Begin DATA EXCERPTS

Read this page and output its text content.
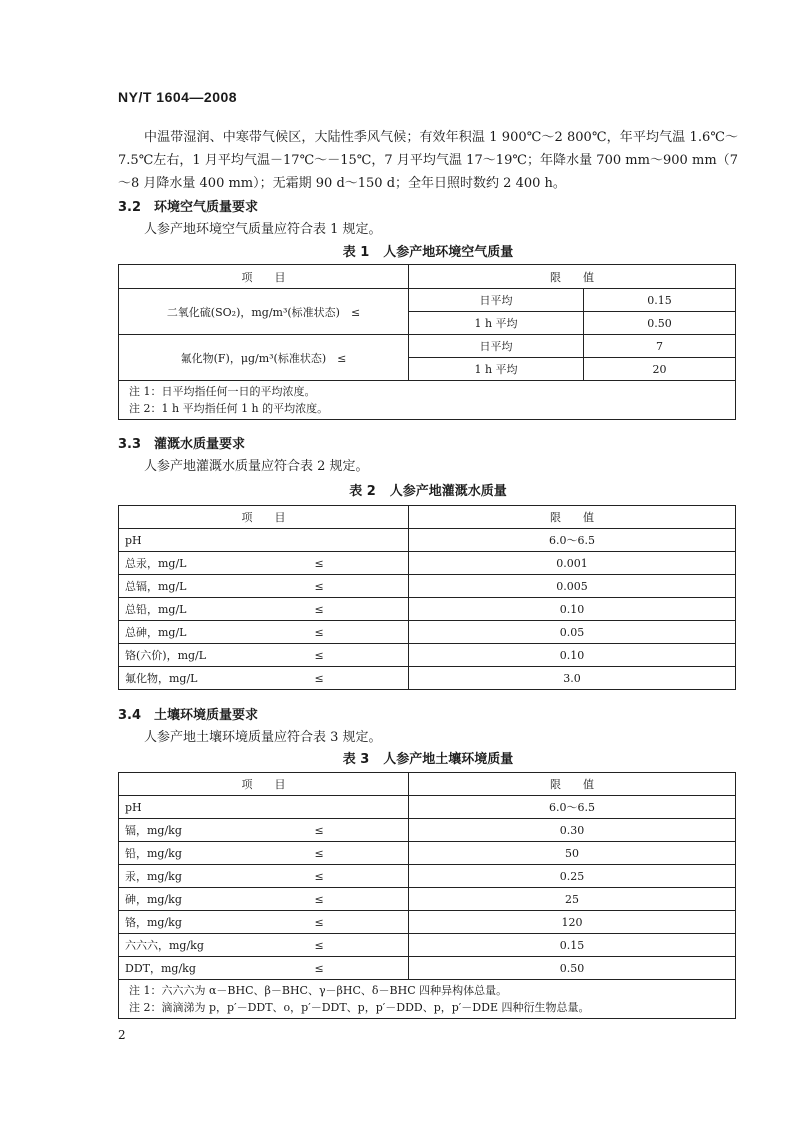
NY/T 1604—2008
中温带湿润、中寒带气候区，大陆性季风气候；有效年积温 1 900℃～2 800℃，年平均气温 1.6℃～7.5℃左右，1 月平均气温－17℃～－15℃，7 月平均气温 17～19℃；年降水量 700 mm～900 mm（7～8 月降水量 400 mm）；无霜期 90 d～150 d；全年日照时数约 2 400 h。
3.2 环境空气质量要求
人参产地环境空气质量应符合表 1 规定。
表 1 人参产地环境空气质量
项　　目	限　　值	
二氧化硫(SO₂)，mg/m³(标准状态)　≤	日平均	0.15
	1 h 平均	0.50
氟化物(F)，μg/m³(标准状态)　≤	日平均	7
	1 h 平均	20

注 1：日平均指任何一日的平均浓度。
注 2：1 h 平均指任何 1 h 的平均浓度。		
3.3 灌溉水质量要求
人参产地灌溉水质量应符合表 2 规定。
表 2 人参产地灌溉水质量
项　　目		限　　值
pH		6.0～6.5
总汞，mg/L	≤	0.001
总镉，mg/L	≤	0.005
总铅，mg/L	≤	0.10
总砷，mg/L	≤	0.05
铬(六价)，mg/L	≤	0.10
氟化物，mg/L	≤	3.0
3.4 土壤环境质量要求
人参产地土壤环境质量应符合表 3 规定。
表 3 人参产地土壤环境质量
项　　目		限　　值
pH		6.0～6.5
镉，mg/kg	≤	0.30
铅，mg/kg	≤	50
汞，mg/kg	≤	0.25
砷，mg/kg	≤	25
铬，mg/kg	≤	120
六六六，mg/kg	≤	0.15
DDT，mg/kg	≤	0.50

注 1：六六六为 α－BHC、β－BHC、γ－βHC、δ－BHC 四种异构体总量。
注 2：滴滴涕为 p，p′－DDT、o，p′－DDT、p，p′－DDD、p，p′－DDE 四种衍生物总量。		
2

End DATA EXCERPTS
Begin DATA EXCERPTS

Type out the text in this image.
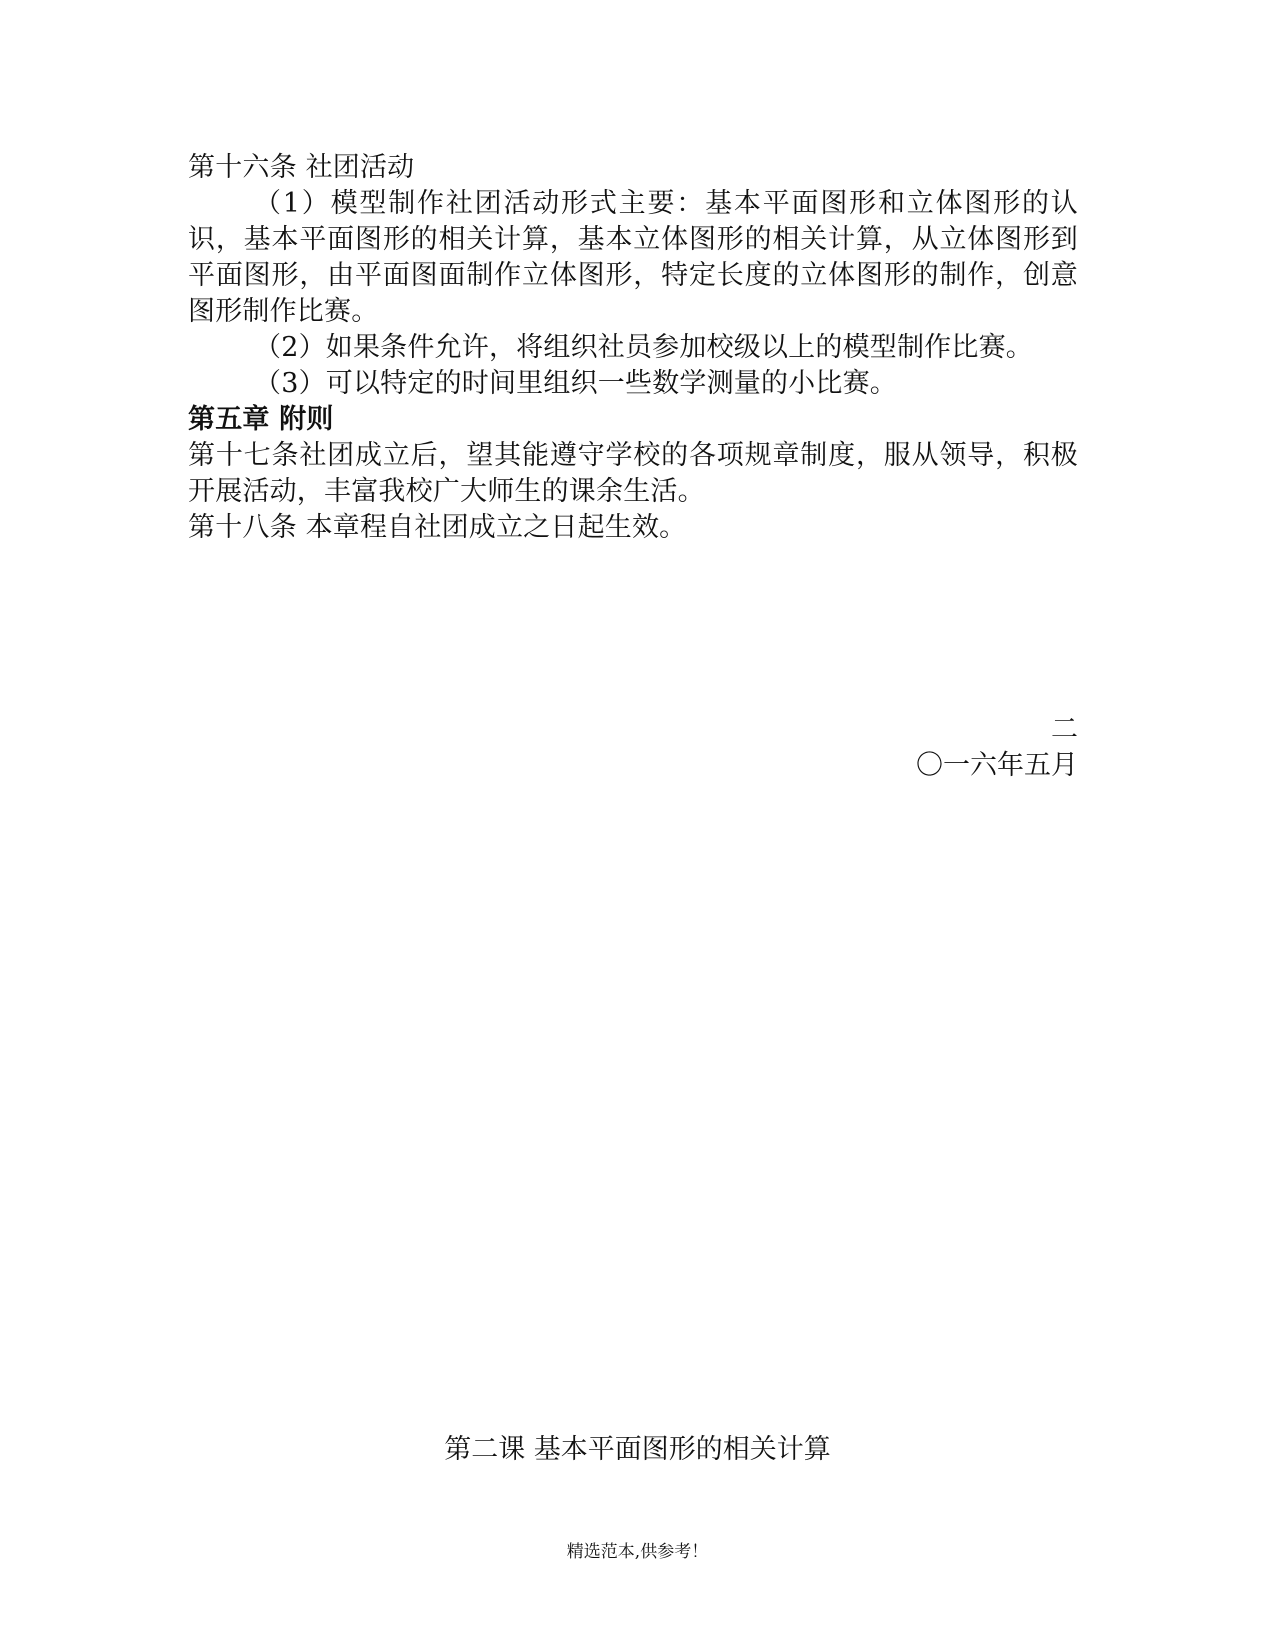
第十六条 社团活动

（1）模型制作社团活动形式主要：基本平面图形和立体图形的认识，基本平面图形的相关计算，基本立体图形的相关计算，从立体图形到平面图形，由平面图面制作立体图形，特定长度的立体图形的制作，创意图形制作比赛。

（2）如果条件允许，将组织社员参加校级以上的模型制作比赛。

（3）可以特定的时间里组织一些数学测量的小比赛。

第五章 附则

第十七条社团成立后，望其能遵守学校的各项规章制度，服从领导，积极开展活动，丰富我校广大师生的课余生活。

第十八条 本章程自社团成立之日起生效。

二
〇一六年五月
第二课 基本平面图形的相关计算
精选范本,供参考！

End DATA EXCERPTS

CHALLENGE.
Copy out every line with the word "text".

EXPECTED ANSWER.
Read this page and output its text content.
Type out the text in this image.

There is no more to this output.